— start of Document section —

There’s a kind of old-fashioned animus in it all, an Enlightenment claim of a sort of—oh, I don’t know—enlightenedness about our escape from the dark ages of religion....
But there are other pieces of the puzzle that are worth noticing. The tides of book publishing shouldn’t be discounted. The flood of atheism books over past two years followed the flood of theocracy books over the previous two years—and for much the same cause: Because publishers are sheep, they follow in droves, and they want their new books to be like their previously successful books. If Sam Harris’ End of Faith had not made the bestseller list, Christopher Hitchens would not have written his atheism book now, however atheistical he happens to be.
Still, there are reasons Sam Harris started the flood. The attacks of September 11 fit in here somewhere: the sudden unavoidable awareness of Jihadism and radical Islam put a weapon in the hands of opponents of religion. Here are crazies announcing they want to kill us in the name of God, and thus—by the logical fallacy known as illicit conversion—everyone who believes in God must be a murderous lunatic. Here are neo-fascists who are creating theocratic states across the Middle East; and, by that same illicit conversion, America’s evangelicals and Catholics—and Orthodox Jews, for that matter—must want to build Gilead in Harvard Yard.

— end of Document section —
— start of Record excerpts —

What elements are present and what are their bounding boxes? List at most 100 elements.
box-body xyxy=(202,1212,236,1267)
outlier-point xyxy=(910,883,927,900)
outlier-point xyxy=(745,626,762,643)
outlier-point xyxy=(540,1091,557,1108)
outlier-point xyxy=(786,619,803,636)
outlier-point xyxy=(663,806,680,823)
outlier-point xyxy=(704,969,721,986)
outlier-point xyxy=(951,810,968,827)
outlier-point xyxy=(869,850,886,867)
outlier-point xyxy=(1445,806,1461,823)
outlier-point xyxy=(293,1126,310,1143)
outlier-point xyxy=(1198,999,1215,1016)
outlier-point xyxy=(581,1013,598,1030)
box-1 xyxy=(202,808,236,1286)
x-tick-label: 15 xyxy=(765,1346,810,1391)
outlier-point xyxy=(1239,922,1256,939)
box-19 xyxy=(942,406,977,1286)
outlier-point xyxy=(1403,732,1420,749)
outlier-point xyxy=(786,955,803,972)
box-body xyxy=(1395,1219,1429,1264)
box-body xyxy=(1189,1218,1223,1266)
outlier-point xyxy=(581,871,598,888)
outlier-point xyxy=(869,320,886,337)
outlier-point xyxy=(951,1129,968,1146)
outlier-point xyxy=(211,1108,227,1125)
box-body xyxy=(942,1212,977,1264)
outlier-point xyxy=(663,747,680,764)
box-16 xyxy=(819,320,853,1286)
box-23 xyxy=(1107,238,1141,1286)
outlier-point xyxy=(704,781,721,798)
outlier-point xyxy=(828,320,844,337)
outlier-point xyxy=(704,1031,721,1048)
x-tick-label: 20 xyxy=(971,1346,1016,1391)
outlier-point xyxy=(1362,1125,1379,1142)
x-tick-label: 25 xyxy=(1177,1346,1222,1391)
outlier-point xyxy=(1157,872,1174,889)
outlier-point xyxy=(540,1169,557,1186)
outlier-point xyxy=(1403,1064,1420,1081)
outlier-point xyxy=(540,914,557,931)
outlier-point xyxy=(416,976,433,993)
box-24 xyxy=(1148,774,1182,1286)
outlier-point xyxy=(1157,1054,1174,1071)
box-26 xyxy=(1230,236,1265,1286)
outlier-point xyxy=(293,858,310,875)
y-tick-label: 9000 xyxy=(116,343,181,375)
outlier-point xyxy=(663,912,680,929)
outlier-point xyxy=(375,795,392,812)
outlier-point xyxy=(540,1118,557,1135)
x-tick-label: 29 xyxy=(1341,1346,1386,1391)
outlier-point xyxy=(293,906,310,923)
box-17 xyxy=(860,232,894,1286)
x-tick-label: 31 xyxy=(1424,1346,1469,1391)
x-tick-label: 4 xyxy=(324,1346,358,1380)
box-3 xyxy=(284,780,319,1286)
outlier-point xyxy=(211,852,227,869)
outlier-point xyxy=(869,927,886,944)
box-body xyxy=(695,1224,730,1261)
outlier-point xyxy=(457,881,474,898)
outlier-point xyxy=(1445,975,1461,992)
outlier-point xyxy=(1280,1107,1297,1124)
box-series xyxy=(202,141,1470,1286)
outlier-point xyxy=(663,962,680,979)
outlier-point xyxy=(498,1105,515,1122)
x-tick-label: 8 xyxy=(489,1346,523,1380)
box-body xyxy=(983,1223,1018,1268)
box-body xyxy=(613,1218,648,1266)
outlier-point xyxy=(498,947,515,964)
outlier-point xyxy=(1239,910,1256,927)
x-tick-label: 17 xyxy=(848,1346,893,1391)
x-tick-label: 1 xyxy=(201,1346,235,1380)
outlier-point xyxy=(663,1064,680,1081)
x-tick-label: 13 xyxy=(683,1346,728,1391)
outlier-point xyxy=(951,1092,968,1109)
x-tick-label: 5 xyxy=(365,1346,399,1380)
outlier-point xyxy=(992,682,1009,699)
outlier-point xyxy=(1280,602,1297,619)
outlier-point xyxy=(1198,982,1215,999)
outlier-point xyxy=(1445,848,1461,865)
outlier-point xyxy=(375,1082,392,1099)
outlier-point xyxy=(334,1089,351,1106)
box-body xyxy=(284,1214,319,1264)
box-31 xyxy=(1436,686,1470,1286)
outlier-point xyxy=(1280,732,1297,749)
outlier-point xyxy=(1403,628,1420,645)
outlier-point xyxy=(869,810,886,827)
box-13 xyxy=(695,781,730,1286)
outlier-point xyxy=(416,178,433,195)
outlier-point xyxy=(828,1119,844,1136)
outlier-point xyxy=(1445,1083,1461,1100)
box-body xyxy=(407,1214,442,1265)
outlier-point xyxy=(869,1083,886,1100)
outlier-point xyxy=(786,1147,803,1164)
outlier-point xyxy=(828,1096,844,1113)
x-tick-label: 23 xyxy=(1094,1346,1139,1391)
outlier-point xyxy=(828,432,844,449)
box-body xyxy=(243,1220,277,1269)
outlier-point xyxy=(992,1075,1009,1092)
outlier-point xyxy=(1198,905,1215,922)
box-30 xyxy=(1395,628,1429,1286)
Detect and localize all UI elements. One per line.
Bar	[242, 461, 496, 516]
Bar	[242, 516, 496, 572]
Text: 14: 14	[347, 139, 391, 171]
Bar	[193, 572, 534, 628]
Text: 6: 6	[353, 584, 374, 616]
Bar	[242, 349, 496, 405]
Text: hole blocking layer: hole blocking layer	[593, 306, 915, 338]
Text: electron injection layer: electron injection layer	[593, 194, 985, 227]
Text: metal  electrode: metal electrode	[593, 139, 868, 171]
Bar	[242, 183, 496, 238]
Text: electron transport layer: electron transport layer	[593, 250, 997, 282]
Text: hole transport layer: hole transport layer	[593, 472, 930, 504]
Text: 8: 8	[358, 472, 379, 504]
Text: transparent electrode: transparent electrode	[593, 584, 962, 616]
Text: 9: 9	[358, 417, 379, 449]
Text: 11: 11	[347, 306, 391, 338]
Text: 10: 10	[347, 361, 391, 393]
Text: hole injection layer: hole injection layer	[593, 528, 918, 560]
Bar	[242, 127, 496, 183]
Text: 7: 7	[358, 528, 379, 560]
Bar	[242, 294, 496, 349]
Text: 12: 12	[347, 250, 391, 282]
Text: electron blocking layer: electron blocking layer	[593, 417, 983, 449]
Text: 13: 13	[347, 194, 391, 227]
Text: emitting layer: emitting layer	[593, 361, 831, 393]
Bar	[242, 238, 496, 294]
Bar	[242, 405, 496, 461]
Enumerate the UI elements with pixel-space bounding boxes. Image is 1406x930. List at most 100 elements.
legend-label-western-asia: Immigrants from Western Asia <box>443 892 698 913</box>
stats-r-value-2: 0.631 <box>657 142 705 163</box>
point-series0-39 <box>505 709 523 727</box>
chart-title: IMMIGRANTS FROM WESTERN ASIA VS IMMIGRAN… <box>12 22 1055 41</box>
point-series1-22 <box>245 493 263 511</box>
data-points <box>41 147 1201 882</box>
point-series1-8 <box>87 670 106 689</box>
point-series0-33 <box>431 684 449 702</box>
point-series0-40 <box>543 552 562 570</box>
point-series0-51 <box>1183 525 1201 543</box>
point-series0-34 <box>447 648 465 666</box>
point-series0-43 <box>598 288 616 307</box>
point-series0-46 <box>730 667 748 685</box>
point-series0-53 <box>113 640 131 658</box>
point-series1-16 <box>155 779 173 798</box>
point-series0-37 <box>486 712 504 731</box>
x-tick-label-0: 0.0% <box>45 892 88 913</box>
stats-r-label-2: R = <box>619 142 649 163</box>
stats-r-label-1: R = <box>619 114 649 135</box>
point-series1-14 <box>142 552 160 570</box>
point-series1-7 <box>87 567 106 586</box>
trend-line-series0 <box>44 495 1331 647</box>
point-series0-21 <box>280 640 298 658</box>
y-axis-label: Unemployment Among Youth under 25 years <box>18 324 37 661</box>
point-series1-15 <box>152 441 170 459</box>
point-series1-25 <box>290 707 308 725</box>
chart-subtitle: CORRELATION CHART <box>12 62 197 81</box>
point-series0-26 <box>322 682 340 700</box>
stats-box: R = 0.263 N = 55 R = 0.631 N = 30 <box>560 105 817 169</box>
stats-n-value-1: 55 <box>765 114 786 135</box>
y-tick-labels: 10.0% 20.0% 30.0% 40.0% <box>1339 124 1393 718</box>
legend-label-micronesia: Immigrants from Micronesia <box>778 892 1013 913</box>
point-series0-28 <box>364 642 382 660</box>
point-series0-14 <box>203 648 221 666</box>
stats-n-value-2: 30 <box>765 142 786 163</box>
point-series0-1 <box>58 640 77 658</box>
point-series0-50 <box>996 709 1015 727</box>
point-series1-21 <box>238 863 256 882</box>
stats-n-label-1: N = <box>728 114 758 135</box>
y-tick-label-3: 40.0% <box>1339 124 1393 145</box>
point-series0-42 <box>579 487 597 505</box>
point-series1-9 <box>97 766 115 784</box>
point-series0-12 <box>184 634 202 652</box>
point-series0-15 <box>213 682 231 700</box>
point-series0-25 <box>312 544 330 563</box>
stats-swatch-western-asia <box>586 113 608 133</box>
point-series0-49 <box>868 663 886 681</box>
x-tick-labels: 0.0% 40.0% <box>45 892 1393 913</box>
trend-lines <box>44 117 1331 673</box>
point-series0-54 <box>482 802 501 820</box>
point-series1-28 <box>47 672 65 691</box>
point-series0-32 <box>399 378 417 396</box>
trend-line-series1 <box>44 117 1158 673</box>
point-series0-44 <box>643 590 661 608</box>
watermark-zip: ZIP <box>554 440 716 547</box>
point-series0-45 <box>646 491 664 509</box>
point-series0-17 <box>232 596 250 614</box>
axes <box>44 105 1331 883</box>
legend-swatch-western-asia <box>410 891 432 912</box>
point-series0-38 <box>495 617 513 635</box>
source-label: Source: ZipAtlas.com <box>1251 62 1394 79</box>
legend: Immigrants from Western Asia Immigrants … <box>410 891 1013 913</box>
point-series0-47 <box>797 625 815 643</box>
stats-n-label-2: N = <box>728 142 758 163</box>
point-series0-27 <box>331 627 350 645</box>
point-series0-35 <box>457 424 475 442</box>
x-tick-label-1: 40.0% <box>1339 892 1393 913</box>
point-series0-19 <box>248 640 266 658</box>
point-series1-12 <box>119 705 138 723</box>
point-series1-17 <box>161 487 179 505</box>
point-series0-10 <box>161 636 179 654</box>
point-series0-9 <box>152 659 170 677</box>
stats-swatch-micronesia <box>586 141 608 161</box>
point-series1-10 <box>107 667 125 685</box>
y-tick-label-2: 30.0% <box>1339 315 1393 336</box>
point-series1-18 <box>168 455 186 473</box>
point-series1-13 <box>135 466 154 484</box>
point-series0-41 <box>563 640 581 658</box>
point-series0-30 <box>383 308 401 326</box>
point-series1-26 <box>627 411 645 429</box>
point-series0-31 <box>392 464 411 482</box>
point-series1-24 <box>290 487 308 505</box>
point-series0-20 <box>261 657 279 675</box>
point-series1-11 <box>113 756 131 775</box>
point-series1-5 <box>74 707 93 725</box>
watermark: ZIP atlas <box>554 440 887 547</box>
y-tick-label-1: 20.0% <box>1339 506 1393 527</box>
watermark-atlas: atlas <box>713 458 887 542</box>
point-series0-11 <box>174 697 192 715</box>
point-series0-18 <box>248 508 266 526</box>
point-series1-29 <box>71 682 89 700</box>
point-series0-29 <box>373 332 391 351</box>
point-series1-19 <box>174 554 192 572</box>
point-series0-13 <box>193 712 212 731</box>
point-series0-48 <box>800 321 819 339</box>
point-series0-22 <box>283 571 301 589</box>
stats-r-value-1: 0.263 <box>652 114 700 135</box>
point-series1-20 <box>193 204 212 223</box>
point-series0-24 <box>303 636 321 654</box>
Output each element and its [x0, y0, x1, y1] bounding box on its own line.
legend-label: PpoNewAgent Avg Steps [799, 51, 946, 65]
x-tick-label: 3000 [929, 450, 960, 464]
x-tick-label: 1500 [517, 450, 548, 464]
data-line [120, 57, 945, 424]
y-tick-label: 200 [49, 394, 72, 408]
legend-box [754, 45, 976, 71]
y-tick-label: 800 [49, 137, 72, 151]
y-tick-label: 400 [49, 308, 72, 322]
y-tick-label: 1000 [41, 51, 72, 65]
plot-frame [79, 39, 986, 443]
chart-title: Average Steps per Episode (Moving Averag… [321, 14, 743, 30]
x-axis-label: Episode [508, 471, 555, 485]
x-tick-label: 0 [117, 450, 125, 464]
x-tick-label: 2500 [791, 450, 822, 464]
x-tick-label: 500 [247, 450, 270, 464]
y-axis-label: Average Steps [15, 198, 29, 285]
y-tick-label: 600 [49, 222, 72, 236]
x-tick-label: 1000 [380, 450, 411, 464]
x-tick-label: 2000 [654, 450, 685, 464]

— end of Record excerpts —

Translate this sentence from the passage on the wave of atheism books into Spanish: "The tides of book publishing shouldn't be discounted."

No deberían subestimarse las mareas del mundo editorial.